___ Dataset content

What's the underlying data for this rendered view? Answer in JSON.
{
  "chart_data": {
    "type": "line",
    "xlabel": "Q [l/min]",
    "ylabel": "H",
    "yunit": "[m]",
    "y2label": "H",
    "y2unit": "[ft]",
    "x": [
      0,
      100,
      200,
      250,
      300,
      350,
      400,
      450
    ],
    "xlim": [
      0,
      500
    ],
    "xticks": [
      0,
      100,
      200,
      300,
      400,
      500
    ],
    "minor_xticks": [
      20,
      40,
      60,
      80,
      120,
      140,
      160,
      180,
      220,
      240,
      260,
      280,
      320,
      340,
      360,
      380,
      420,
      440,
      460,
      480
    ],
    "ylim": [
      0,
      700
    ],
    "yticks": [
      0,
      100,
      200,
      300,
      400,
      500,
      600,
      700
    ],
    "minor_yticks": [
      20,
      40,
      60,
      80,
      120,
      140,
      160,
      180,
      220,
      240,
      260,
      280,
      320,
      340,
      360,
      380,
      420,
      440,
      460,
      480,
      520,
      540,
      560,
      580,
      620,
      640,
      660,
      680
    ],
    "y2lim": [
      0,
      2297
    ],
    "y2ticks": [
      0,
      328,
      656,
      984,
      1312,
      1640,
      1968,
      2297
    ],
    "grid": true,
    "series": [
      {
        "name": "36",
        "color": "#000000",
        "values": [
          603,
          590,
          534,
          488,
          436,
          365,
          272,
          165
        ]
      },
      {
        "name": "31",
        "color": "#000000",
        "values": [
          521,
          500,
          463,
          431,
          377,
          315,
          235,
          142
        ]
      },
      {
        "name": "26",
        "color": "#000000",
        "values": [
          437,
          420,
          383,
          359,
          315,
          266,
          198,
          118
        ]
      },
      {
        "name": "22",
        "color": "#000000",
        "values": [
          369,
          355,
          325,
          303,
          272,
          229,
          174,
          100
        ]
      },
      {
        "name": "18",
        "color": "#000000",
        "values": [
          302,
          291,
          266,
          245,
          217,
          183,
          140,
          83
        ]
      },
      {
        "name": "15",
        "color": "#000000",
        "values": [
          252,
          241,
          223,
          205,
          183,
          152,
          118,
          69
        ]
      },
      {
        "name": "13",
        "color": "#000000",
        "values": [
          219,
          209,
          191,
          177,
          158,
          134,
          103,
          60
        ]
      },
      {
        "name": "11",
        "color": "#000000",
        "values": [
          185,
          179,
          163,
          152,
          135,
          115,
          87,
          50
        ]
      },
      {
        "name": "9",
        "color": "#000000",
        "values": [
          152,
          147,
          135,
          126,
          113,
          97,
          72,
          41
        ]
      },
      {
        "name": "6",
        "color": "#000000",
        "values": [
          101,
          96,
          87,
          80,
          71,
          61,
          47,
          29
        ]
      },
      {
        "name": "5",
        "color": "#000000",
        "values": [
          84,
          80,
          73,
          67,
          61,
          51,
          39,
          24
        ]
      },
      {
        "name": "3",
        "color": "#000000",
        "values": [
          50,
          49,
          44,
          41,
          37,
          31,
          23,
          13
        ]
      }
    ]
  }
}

______

§ What to do
In the entries above, find each line with the word "name" and show it.

§ Solution for this task
        "name": "36",
        "name": "31",
        "name": "26",
        "name": "22",
        "name": "18",
        "name": "15",
        "name": "13",
        "name": "11",
        "name": "9",
        "name": "6",
        "name": "5",
        "name": "3",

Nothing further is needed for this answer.